-- START OF Stored rows --

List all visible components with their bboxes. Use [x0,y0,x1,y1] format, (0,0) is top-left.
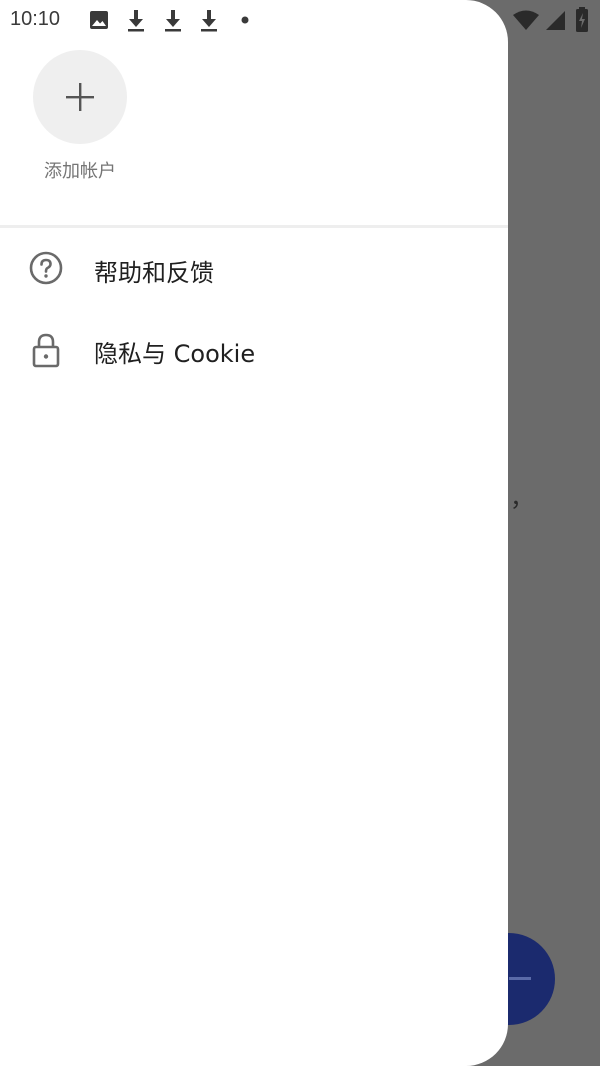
status-time: 10:10 [10,8,61,30]
screen: ， 10:10 添加帐户 帮助和反馈 隐私与 Cookie [0,0,600,1066]
divider [0,225,508,228]
background-text-fragment: ， [510,484,534,512]
plus-icon [66,83,94,111]
add-account-button[interactable]: 添加帐户 [33,50,127,182]
add-account-label: 添加帐户 [44,161,116,182]
navigation-drawer: 添加帐户 帮助和反馈 隐私与 Cookie [0,0,508,1066]
download-icon [128,10,144,32]
menu-item-label: 帮助和反馈 [94,259,214,287]
menu-item-help-feedback[interactable]: 帮助和反馈 [0,233,508,303]
menu-item-privacy-cookie[interactable]: 隐私与 Cookie [0,314,508,384]
download-icon [201,10,217,32]
add-account-circle[interactable] [33,50,127,144]
cellular-icon [546,11,565,30]
image-icon [90,11,108,29]
status-bar: 10:10 [0,0,600,40]
menu-item-label: 隐私与 Cookie [94,340,256,368]
help-icon [29,251,63,285]
download-icon [165,10,181,32]
wifi-icon [513,10,539,30]
lock-icon [32,333,60,368]
battery-charging-icon [576,7,588,32]
dot-icon [241,16,249,24]
fab-glyph-icon [509,977,531,980]
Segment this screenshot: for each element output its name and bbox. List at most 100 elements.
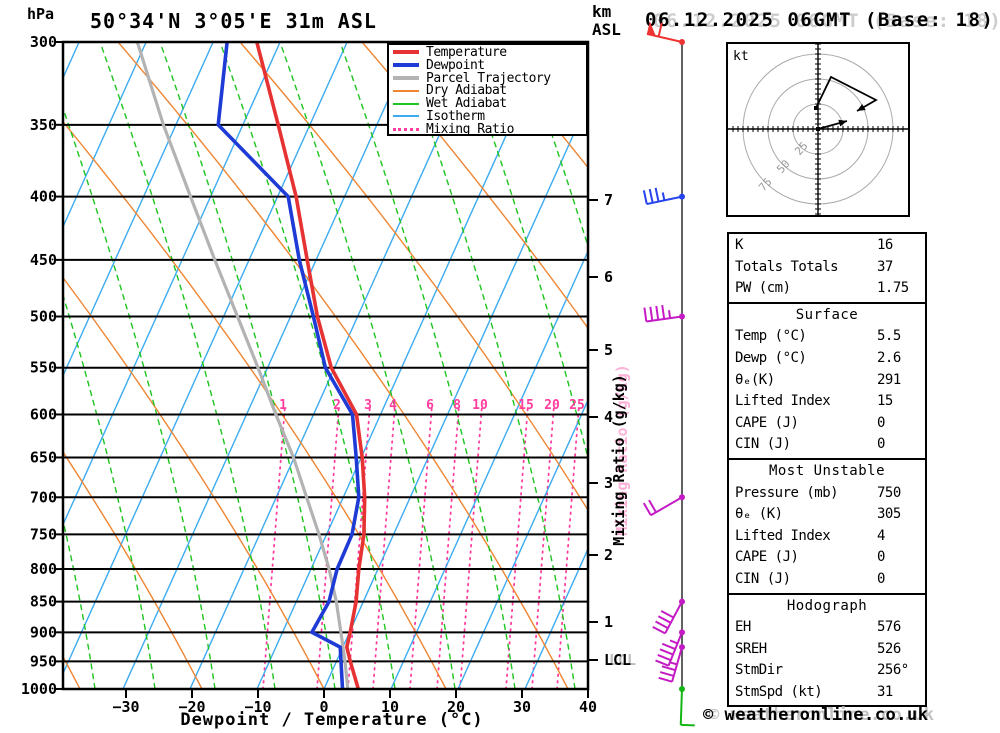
wind-level-dot xyxy=(679,193,685,200)
table-row-value: 37 xyxy=(877,258,893,275)
wind-level-dot xyxy=(679,313,685,320)
mixing-ratio-label: 1 xyxy=(279,398,287,413)
table-row-value: 0 xyxy=(877,549,885,566)
table-row-value: 305 xyxy=(877,506,901,523)
legend-item: Mixing Ratio xyxy=(393,121,586,137)
wind-barb xyxy=(642,187,685,206)
wet-adiabat-line xyxy=(459,42,588,462)
table-row-label: K xyxy=(735,237,743,253)
mixing-axis-title: Mixing Ratio (g/kg) xyxy=(610,374,628,546)
wind-level-dot xyxy=(679,644,685,651)
indices-tables: K 16 Totals Totals 37 PW (cm) 1.75 Surface Temp… xyxy=(727,232,927,708)
watermark: © weatheronline.co.uk xyxy=(703,705,929,725)
mixing-ratio-label: 10 xyxy=(472,398,488,413)
indices-table-section: Surface Temp (°C) 5.5 Dewp (°C) 2.6 θₑ(K) 291 L… xyxy=(727,303,927,460)
table-row-label: CIN (J) xyxy=(735,436,791,453)
temperature-tick-label: 40 xyxy=(579,698,597,716)
mixing-ratio-line xyxy=(505,404,529,689)
legend-swatch-thin xyxy=(393,115,419,118)
mixing-ratio-line xyxy=(459,404,483,689)
table-row: Lifted Index 15 xyxy=(735,391,919,413)
table-row-label: θₑ(K) xyxy=(735,371,775,388)
chart-legend: Temperature Dewpoint Parcel Trajectory Dry … xyxy=(387,43,588,137)
table-row-label: Dewp (°C) xyxy=(735,349,807,366)
hodograph-unit-label: kt xyxy=(733,49,749,64)
pressure-tick-label: 850 xyxy=(30,593,57,611)
mixing-ratio-label: 20 xyxy=(544,398,560,413)
legend-swatch-thick xyxy=(393,63,419,68)
table-row-value: 0 xyxy=(877,414,885,431)
mixing-ratio-label: 25 xyxy=(569,398,585,413)
mixing-ratio-label: 2 xyxy=(333,398,341,413)
mixing-ratio-label: 6 xyxy=(426,398,434,413)
table-row-value: 1.75 xyxy=(877,280,909,297)
km-tick-label: 2 xyxy=(604,546,613,564)
pressure-tick-label: 450 xyxy=(30,251,57,269)
table-row: θₑ (K) 305 xyxy=(735,504,919,526)
table-row-label: Lifted Index xyxy=(735,393,831,410)
wet-adiabat-line xyxy=(399,42,576,689)
pressure-tick-label: 400 xyxy=(30,188,57,206)
table-row-value: 526 xyxy=(877,640,901,657)
table-row-value: 750 xyxy=(877,484,901,501)
table-row: EH 576 xyxy=(735,617,919,639)
legend-swatch-dotted xyxy=(393,127,419,131)
pressure-tick-label: 650 xyxy=(30,448,57,466)
dewpoint-curve xyxy=(216,42,361,689)
wet-adiabat-line xyxy=(159,42,336,689)
wind-level-dot xyxy=(679,598,685,605)
km-tick-label: 1 xyxy=(604,613,613,631)
table-row-label: CAPE (J) xyxy=(735,549,799,566)
table-row-value: 5.5 xyxy=(877,328,901,345)
legend-label: Mixing Ratio xyxy=(426,121,514,137)
legend-swatch-thick xyxy=(393,75,419,80)
indices-table-section: Most Unstable Pressure (mb) 750 θₑ (K) 305 Li… xyxy=(727,459,927,595)
km-tick-label: 7 xyxy=(604,191,613,209)
wind-barb-column xyxy=(642,21,695,727)
table-row-label: Pressure (mb) xyxy=(735,484,839,501)
temperature-tick-label: −30 xyxy=(112,698,139,716)
isotherm-line xyxy=(63,42,348,676)
table-row-label: StmDir xyxy=(735,662,783,679)
legend-swatch-thin xyxy=(393,102,419,105)
table-row: Totals Totals 37 xyxy=(735,257,919,279)
pressure-tick-label: 550 xyxy=(30,359,57,377)
table-row-value: 2.6 xyxy=(877,349,901,366)
table-section-title: Surface xyxy=(795,306,859,323)
table-row-label: SREH xyxy=(735,640,767,657)
temperature-tick-label: 30 xyxy=(513,698,531,716)
pressure-tick-label: 800 xyxy=(30,560,57,578)
table-row: StmDir 256° xyxy=(735,660,919,682)
wet-adiabat-line xyxy=(219,42,396,689)
table-row-label: Totals Totals xyxy=(735,258,839,275)
mixing-ratio-label: 8 xyxy=(453,398,461,413)
km-tick-label: 6 xyxy=(604,268,613,286)
pressure-tick-label: 900 xyxy=(30,623,57,641)
dry-adiabat-line xyxy=(117,42,569,689)
mixing-ratio-line xyxy=(372,404,396,689)
table-row-value: 16 xyxy=(877,237,893,253)
indices-table-section: K 16 Totals Totals 37 PW (cm) 1.75 xyxy=(727,232,927,304)
wet-adiabat-line xyxy=(519,42,588,249)
table-row-value: 0 xyxy=(877,436,885,453)
legend-item: Temperature xyxy=(393,45,586,60)
table-section-title: Hodograph xyxy=(786,597,868,614)
lcl-label: LCL xyxy=(604,651,631,669)
pressure-tick-label: 700 xyxy=(30,488,57,506)
pressure-tick-label: 300 xyxy=(30,33,57,51)
legend-swatch-thick xyxy=(393,50,419,55)
wet-adiabat-line xyxy=(63,106,216,689)
table-row-label: CAPE (J) xyxy=(735,414,799,431)
wind-barb xyxy=(679,685,695,727)
mixing-ratio-label: 3 xyxy=(364,398,372,413)
table-row-value: 256° xyxy=(877,662,909,679)
pressure-tick-label: 950 xyxy=(30,652,57,670)
isotherm-line xyxy=(390,249,588,689)
wind-level-dot xyxy=(679,39,685,45)
parcel-trajectory-curve xyxy=(135,42,350,689)
table-row: K 16 xyxy=(735,235,919,257)
table-row-value: 0 xyxy=(877,570,885,587)
isotherm-line xyxy=(63,42,147,229)
temperature-curve xyxy=(254,42,367,689)
table-section-title: Most Unstable xyxy=(768,462,886,479)
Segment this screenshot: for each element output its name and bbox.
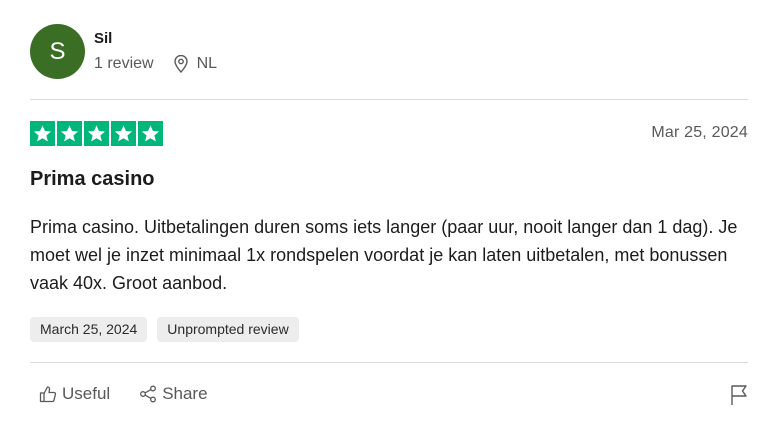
country-code: NL [196, 55, 218, 72]
star-icon [138, 121, 163, 146]
report-flag-button[interactable] [730, 384, 748, 411]
review-date: Mar 25, 2024 [651, 124, 748, 141]
flag-icon [731, 385, 747, 405]
star-rating [30, 121, 163, 146]
unprompted-review-badge[interactable]: Unprompted review [157, 317, 299, 342]
star-icon [84, 121, 109, 146]
thumbs-up-icon [39, 386, 57, 403]
review-text: Prima casino. Uitbetalingen duren soms i… [30, 217, 738, 293]
location-pin-icon [173, 55, 188, 73]
experience-date-badge[interactable]: March 25, 2024 [30, 317, 148, 342]
review-card: S Sil 1 review NL Mar 25, 2024 Prima cas… [30, 0, 748, 421]
reviewer-location: NL [173, 55, 218, 73]
avatar-initial: S [49, 37, 66, 65]
share-button[interactable]: Share [139, 384, 208, 404]
divider [30, 362, 748, 363]
star-icon [57, 121, 82, 146]
avatar[interactable]: S [30, 24, 85, 79]
star-icon [111, 121, 136, 146]
review-count: 1 review [94, 55, 154, 72]
useful-label: Useful [62, 384, 111, 403]
divider [30, 99, 748, 100]
review-tags: March 25, 2024 Unprompted review [30, 317, 299, 342]
star-icon [30, 121, 55, 146]
review-actions: Useful Share [39, 384, 208, 404]
share-label: Share [162, 384, 208, 403]
useful-button[interactable]: Useful [39, 384, 110, 404]
reviewer-meta: 1 review NL [94, 55, 217, 73]
share-icon [140, 385, 157, 403]
review-title[interactable]: Prima casino [30, 168, 155, 191]
reviewer-name[interactable]: Sil [94, 30, 112, 47]
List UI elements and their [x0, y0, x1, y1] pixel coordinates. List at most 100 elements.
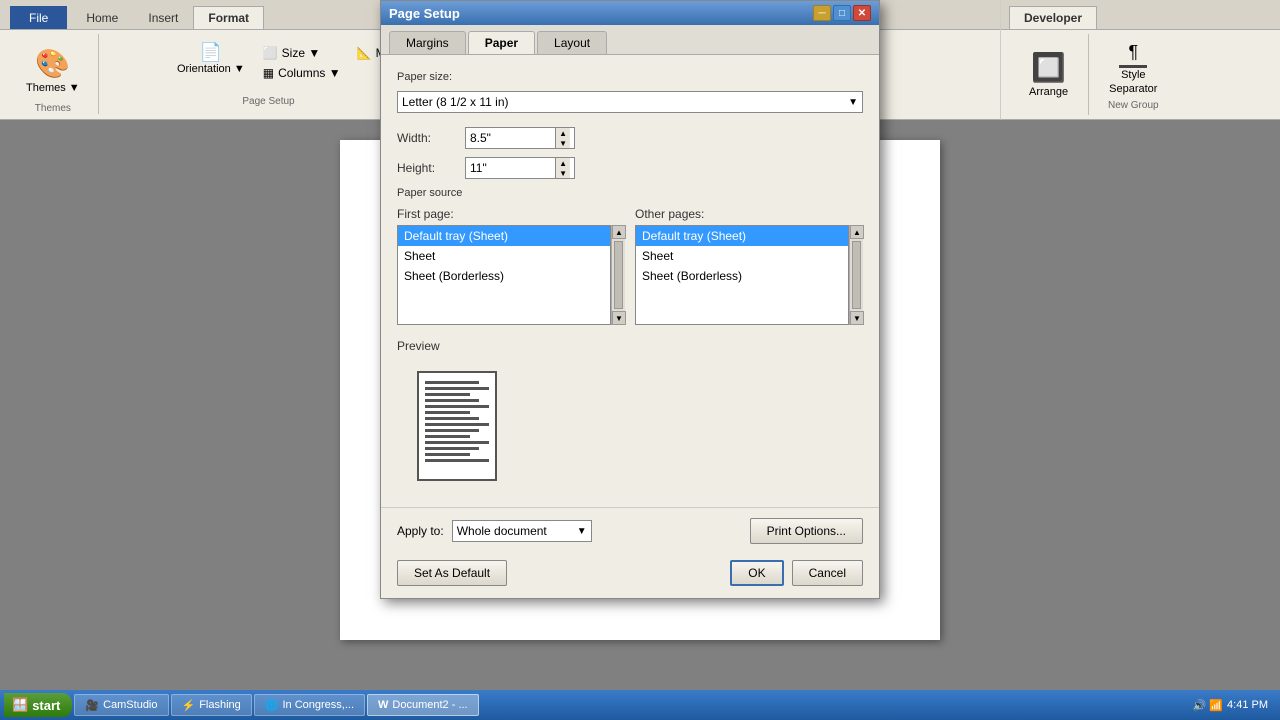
arrange-button[interactable]: 🔲 Arrange [1021, 46, 1076, 103]
taskbar-item-word[interactable]: W Document2 - ... [367, 694, 479, 716]
dialog-tabs: Margins Paper Layout [381, 25, 879, 55]
height-value: 11" [470, 161, 487, 175]
start-button[interactable]: 🪟 start [4, 693, 72, 717]
browser-icon: 🌐 [265, 699, 279, 712]
paper-size-label: Paper size: [397, 71, 863, 83]
height-spinbox[interactable]: 11" ▲ ▼ [465, 157, 575, 179]
orientation-icon: 📄 [200, 42, 222, 63]
scroll-down-icon[interactable]: ▼ [612, 311, 626, 325]
other-pages-listbox[interactable]: Default tray (Sheet) Sheet Sheet (Border… [635, 225, 849, 325]
tab-developer[interactable]: Developer [1009, 6, 1097, 29]
maximize-button[interactable]: □ [833, 5, 851, 21]
style-separator-button[interactable]: ¶ StyleSeparator [1101, 38, 1165, 99]
arrange-group: 🔲 Arrange [1009, 34, 1089, 115]
first-page-item-1[interactable]: Sheet [398, 246, 610, 266]
preview-line-5 [425, 405, 489, 408]
columns-button[interactable]: ▦ Columns ▼ [257, 64, 347, 82]
scroll-up-icon[interactable]: ▲ [612, 225, 626, 239]
tab-file[interactable]: File [10, 6, 67, 29]
tab-margins[interactable]: Margins [389, 31, 466, 54]
tab-layout[interactable]: Layout [537, 31, 607, 54]
height-arrows: ▲ ▼ [555, 158, 570, 178]
close-button[interactable]: ✕ [853, 5, 871, 21]
preview-line-10 [425, 435, 470, 438]
preview-line-8 [425, 423, 489, 426]
taskbar: 🪟 start 🎥 CamStudio ⚡ Flashing 🌐 In Cong… [0, 690, 1280, 720]
taskbar-item-flashing[interactable]: ⚡ Flashing [171, 694, 252, 716]
apply-row: Apply to: Whole document ▼ [397, 520, 742, 542]
width-spinbox[interactable]: 8.5" ▲ ▼ [465, 127, 575, 149]
cancel-button[interactable]: Cancel [792, 560, 863, 586]
right-content: 🔲 Arrange ¶ StyleSeparator New Group [1001, 30, 1280, 119]
taskbar-item-browser[interactable]: 🌐 In Congress,... [254, 694, 365, 716]
paper-source-row: First page: Default tray (Sheet) Sheet S… [397, 207, 863, 325]
height-row: Height: 11" ▲ ▼ [397, 157, 863, 179]
taskbar-item-camstudio[interactable]: 🎥 CamStudio [74, 694, 168, 716]
first-page-item-2[interactable]: Sheet (Borderless) [398, 266, 610, 286]
first-page-col: First page: Default tray (Sheet) Sheet S… [397, 207, 625, 325]
preview-line-9 [425, 429, 479, 432]
apply-to-label: Apply to: [397, 524, 444, 538]
preview-area [397, 361, 863, 491]
start-label: start [32, 698, 60, 713]
paper-size-select[interactable]: Letter (8 1/2 x 11 in) ▼ [397, 91, 863, 113]
paper-size-section: Paper size: Letter (8 1/2 x 11 in) ▼ [397, 71, 863, 113]
print-options-button[interactable]: Print Options... [750, 518, 863, 544]
other-scroll-down-icon[interactable]: ▼ [850, 311, 864, 325]
preview-line-4 [425, 399, 479, 402]
orientation-button[interactable]: 📄 Orientation ▼ [171, 40, 251, 77]
other-scroll-up-icon[interactable]: ▲ [850, 225, 864, 239]
columns-icon: ▦ [263, 66, 274, 80]
first-page-label: First page: [397, 207, 625, 221]
minimize-button[interactable]: ─ [813, 5, 831, 21]
preview-label: Preview [397, 339, 863, 353]
tab-insert[interactable]: Insert [133, 6, 193, 29]
preview-line-1 [425, 381, 479, 384]
tab-format[interactable]: Format [193, 6, 264, 29]
width-value: 8.5" [470, 131, 491, 145]
themes-button[interactable]: 🎨 Themes ▼ [18, 42, 88, 99]
preview-line-11 [425, 441, 489, 444]
style-separator-label: StyleSeparator [1109, 69, 1157, 95]
set-as-default-button[interactable]: Set As Default [397, 560, 507, 586]
width-up-arrow[interactable]: ▲ [555, 128, 570, 138]
paper-source-section: Paper source First page: Default tray (S… [397, 187, 863, 325]
titlebar-buttons: ─ □ ✕ [813, 5, 871, 21]
size-button[interactable]: ⬜ Size ▼ [257, 44, 347, 62]
system-tray: 🔊 📶 [1193, 699, 1223, 712]
other-scroll-thumb[interactable] [852, 241, 861, 309]
width-arrows: ▲ ▼ [555, 128, 570, 148]
preview-line-2 [425, 387, 489, 390]
dialog-bottom-row: Set As Default OK Cancel [381, 554, 879, 598]
size-icon: ⬜ [263, 46, 278, 60]
arrange-icon: 🔲 [1031, 50, 1067, 86]
tab-home[interactable]: Home [71, 6, 133, 29]
dialog-title: Page Setup [389, 6, 460, 21]
right-tabs: Developer [1001, 0, 1280, 30]
apply-to-select[interactable]: Whole document ▼ [452, 520, 592, 542]
preview-line-7 [425, 417, 479, 420]
first-page-item-0[interactable]: Default tray (Sheet) [398, 226, 610, 246]
first-page-listbox[interactable]: Default tray (Sheet) Sheet Sheet (Border… [397, 225, 611, 325]
margins-icon: 📐 [357, 46, 372, 60]
other-pages-item-0[interactable]: Default tray (Sheet) [636, 226, 848, 246]
scroll-thumb[interactable] [614, 241, 623, 309]
flashing-icon: ⚡ [182, 699, 196, 712]
first-page-scrollbar: ▲ ▼ [611, 225, 625, 325]
camstudio-icon: 🎥 [85, 699, 99, 712]
preview-line-3 [425, 393, 470, 396]
other-pages-item-1[interactable]: Sheet [636, 246, 848, 266]
other-pages-item-2[interactable]: Sheet (Borderless) [636, 266, 848, 286]
clock: 4:41 PM [1227, 699, 1268, 711]
ok-button[interactable]: OK [730, 560, 783, 586]
style-separator-icon: ¶ [1119, 42, 1147, 69]
preview-line-14 [425, 459, 489, 462]
height-up-arrow[interactable]: ▲ [555, 158, 570, 168]
word-icon: W [378, 699, 388, 711]
arrange-label: Arrange [1029, 86, 1068, 99]
new-group-label: New Group [1108, 100, 1159, 111]
tab-paper[interactable]: Paper [468, 31, 535, 54]
width-down-arrow[interactable]: ▼ [555, 138, 570, 148]
height-down-arrow[interactable]: ▼ [555, 168, 570, 178]
page-setup-dialog: Page Setup ─ □ ✕ Margins Paper Layout Pa… [380, 0, 880, 599]
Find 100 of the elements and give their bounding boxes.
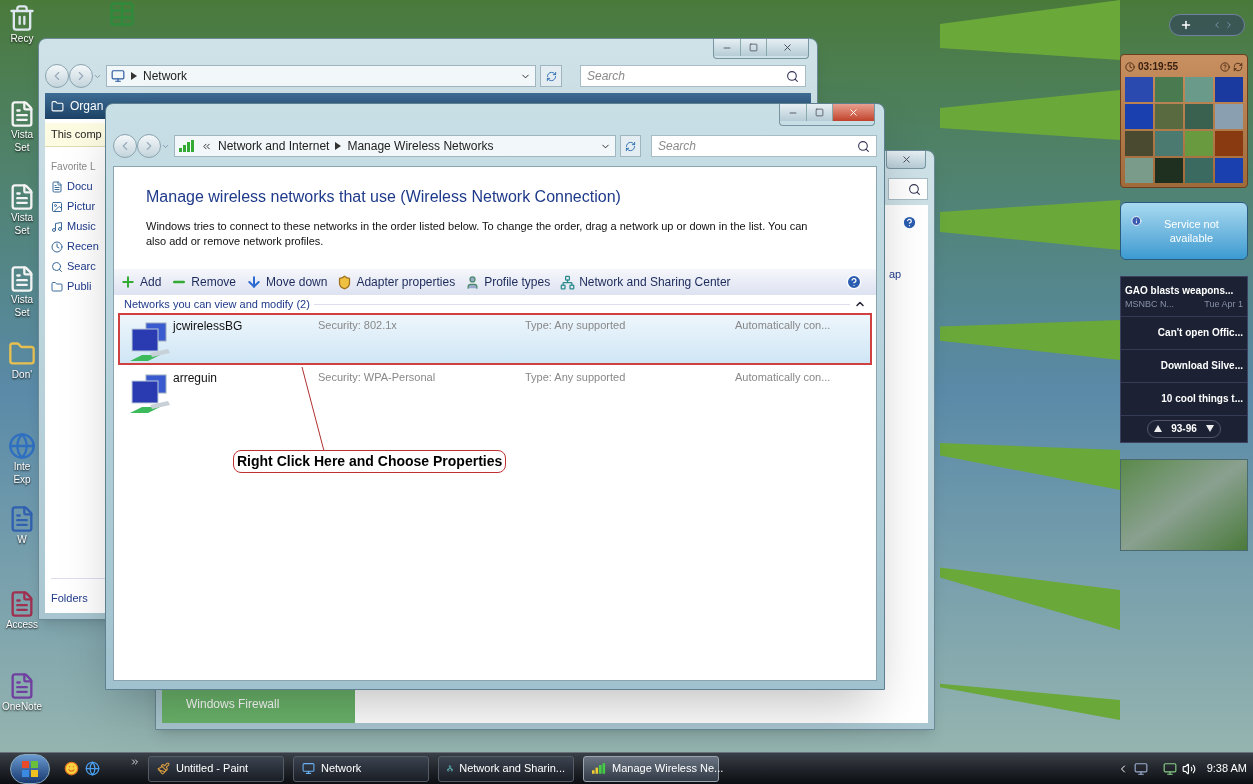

-- END OF Stored rows --

→ Directions for this task:
Repeat without changes the rows that begin with the line containing "status-time: 10:10 [10,8,61,30]" and end with the line containing "image-icon [90,11,108,29]", including both of those lines.

→ Solution to the problem:
status-time: 10:10 [10,8,61,30]
screen: ， 10:10 添加帐户 帮助和反馈 隐私与 Cookie [0,0,600,1066]
divider [0,225,508,228]
background-text-fragment: ， [510,484,534,512]
plus-icon [66,83,94,111]
add-account-button[interactable]: 添加帐户 [33,50,127,182]
add-account-label: 添加帐户 [44,161,116,182]
navigation-drawer: 添加帐户 帮助和反馈 隐私与 Cookie [0,0,508,1066]
download-icon [128,10,144,32]
menu-item-label: 帮助和反馈 [94,259,214,287]
menu-item-help-feedback[interactable]: 帮助和反馈 [0,233,508,303]
menu-item-privacy-cookie[interactable]: 隐私与 Cookie [0,314,508,384]
download-icon [201,10,217,32]
add-account-circle[interactable] [33,50,127,144]
cellular-icon [546,11,565,30]
image-icon [90,11,108,29]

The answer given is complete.